● **The exercise**: Copy each line with the word "gazeux" in it.

● **Records provided**:
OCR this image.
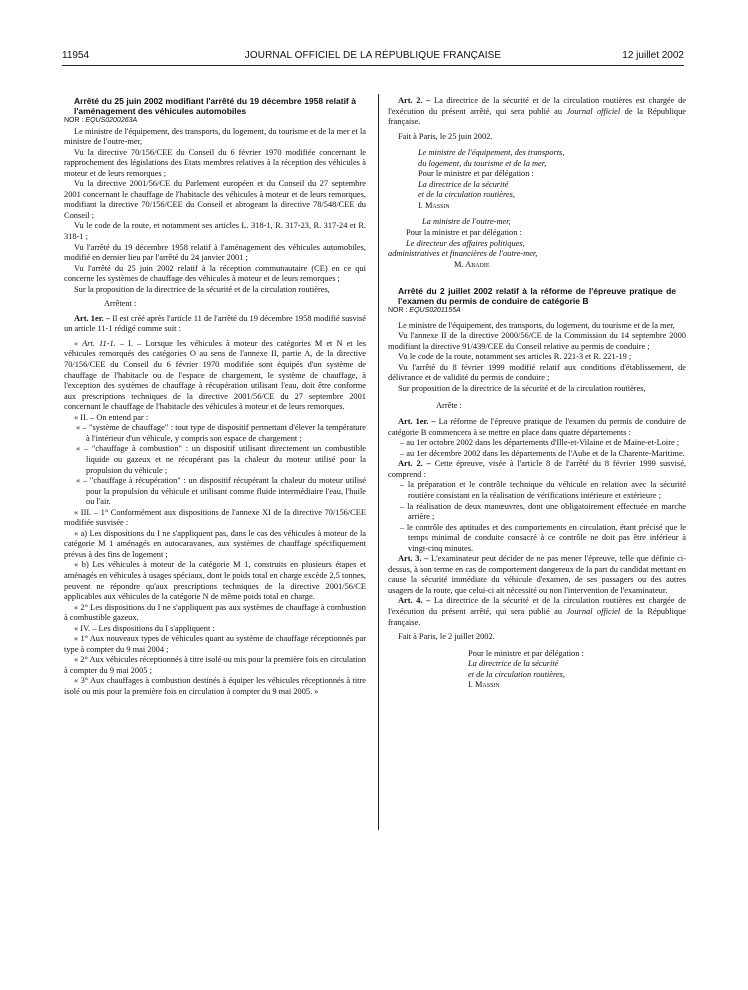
11954	JOURNAL OFFICIEL DE LA RÉPUBLIQUE FRANÇAISE	12 juillet 2002

Arrêté du 25 juin 2002 modifiant l'arrêté du 19 décembre 1958 relatif à l'aménagement des véhicules automobiles

NOR : EQUS0200263A

Le ministre de l'équipement, des transports, du logement, du tourisme et de la mer et la ministre de l'outre-mer,

Vu la directive 70/156/CEE du Conseil du 6 février 1970 modifiée concernant le rapprochement des législations des Etats membres relatives à la réception des véhicules à moteur et de leurs remorques ;

Vu la directive 2001/56/CE du Parlement européen et du Conseil du 27 septembre 2001 concernant le chauffage de l'habitacle des véhicules à moteur et de leurs remorques, modifiant la directive 70/156/CEE du Conseil et abrogeant la directive 78/548/CEE du Conseil ;

Vu le code de la route, et notamment ses articles L. 318-1, R. 317-23, R. 317-24 et R. 318-1 ;

Vu l'arrêté du 19 décembre 1958 relatif à l'aménagement des véhicules automobiles, modifié en dernier lieu par l'arrêté du 24 janvier 2001 ;

Vu l'arrêté du 25 juin 2002 relatif à la réception communautaire (CE) en ce qui concerne les systèmes de chauffage des véhicules à moteur et de leurs remorques ;

Sur la proposition de la directrice de la sécurité et de la circulation routières,

Arrêtent :

Art. 1er. – Il est créé après l'article 11 de l'arrêté du 19 décembre 1958 modifié susvisé un article 11-1 rédigé comme suit :

« Art. 11-1. – I. – Lorsque les véhicules à moteur des catégories M et N et les véhicules remorqués des catégories O au sens de l'annexe II, partie A, de la directive 70/156/CEE du Conseil du 6 février 1970 modifiée sont équipés d'un système de chauffage de l'habitacle ou de l'espace de chargement, le système de chauffage, à l'exception des systèmes de chauffage à récupération utilisant l'eau, doit être conforme aux prescriptions techniques de la directive 2001/56/CE du 27 septembre 2001 concernant le chauffage de l'habitacle des véhicules à moteur et de leurs remorques.

« II. – On entend par :

« – "système de chauffage" : tout type de dispositif permettant d'élever la température à l'intérieur d'un véhicule, y compris son espace de chargement ;

« – "chauffage à combustion" : un dispositif utilisant directement un combustible liquide ou gazeux et ne récupérant pas la chaleur du moteur utilisé pour la propulsion du véhicule ;

« – "chauffage à récupération" : un dispositif récupérant la chaleur du moteur utilisé pour la propulsion du véhicule et utilisant comme fluide intermédiaire l'eau, l'huile ou l'air.

« III. – 1° Conformément aux dispositions de l'annexe XI de la directive 70/156/CEE modifiée susvisée :

« a) Les dispositions du I ne s'appliquent pas, dans le cas des véhicules à moteur de la catégorie M 1 aménagés en autocaravanes, aux systèmes de chauffage spécifiquement prévus à des fins de logement ;

« b) Les véhicules à moteur de la catégorie M 1, construits en plusieurs étapes et aménagés en véhicules à usages spéciaux, dont le poids total en charge excède 2,5 tonnes, peuvent ne répondre qu'aux prescriptions techniques de la directive 2001/56/CE applicables aux véhicules de la catégorie N de même poids total en charge.

« 2° Les dispositions du I ne s'appliquent pas aux systèmes de chauffage à combustion à combustible gazeux.

« IV. – Les dispositions du I s'appliquent :

« 1° Aux nouveaux types de véhicules quant au système de chauffage réceptionnés par type à compter du 9 mai 2004 ;

« 2° Aux véhicules réceptionnés à titre isolé ou mis pour la première fois en circulation à compter du 9 mai 2005 ;

« 3° Aux chauffages à combustion destinés à équiper les véhicules réceptionnés à titre isolé ou mis pour la première fois en circulation à compter du 9 mai 2005. »

Art. 2. – La directrice de la sécurité et de la circulation routières est chargée de l'exécution du présent arrêté, qui sera publié au Journal officiel de la République française.

Fait à Paris, le 25 juin 2002.

Le ministre de l'équipement, des transports,

du logement, du tourisme et de la mer,

Pour le ministre et par délégation :

La directrice de la sécurité

et de la circulation routières,

I. Massin

La ministre de l'outre-mer,

Pour la ministre et par délégation :

Le directeur des affaires politiques,

administratives et financières de l'outre-mer,

M. Abadie

Arrêté du 2 juillet 2002 relatif à la réforme de l'épreuve pratique de l'examen du permis de conduire de catégorie B

NOR : EQUS0201155A

Le ministre de l'équipement, des transports, du logement, du tourisme et de la mer,

Vu l'annexe II de la directive 2000/56/CE de la Commission du 14 septembre 2000 modifiant la directive 91/439/CEE du Conseil relative au permis de conduire ;

Vu le code de la route, notamment ses articles R. 221-3 et R. 221-19 ;

Vu l'arrêté du 8 février 1999 modifié relatif aux conditions d'établissement, de délivrance et de validité du permis de conduire ;

Sur proposition de la directrice de la sécurité et de la circulation routières,

Arrête :

Art. 1er. – La réforme de l'épreuve pratique de l'examen du permis de conduire de catégorie B commencera à se mettre en place dans quatre départements :

– au 1er octobre 2002 dans les départements d'Ille-et-Vilaine et de Maine-et-Loire ;

– au 1er décembre 2002 dans les départements de l'Aube et de la Charente-Maritime.

Art. 2. – Cette épreuve, visée à l'article 8 de l'arrêté du 8 février 1999 susvisé, comprend :

– la préparation et le contrôle technique du véhicule en relation avec la sécurité routière consistant en la réalisation de vérifications intérieure et extérieure ;

– la réalisation de deux manœuvres, dont une obligatoirement effectuée en marche arrière ;

– le contrôle des aptitudes et des comportements en circulation, étant précisé que le temps minimal de conduite consacré à ce contrôle ne doit pas être inférieur à vingt-cinq minutes.

Art. 3. – L'examinateur peut décider de ne pas mener l'épreuve, telle que définie ci-dessus, à son terme en cas de comportement dangereux de la part du candidat mettant en cause la sécurité immédiate du véhicule d'examen, de ses passagers ou des autres usagers de la route, que celui-ci ait nécessité ou non l'intervention de l'examinateur.

Art. 4. – La directrice de la sécurité et de la circulation routières est chargée de l'exécution du présent arrêté, qui sera publié au Journal officiel de la République française.

Fait à Paris, le 2 juillet 2002.

Pour le ministre et par délégation :

La directrice de la sécurité

et de la circulation routières,

I. Massin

● **In response**:
« – "chauffage à combustion" : un dispositif utilisant directement un combustible liquide ou gazeux et ne récupérant pas la chaleur du moteur utilisé pour la propulsion du véhicule ;
« 2° Les dispositions du I ne s'appliquent pas aux systèmes de chauffage à combustion à combustible gazeux.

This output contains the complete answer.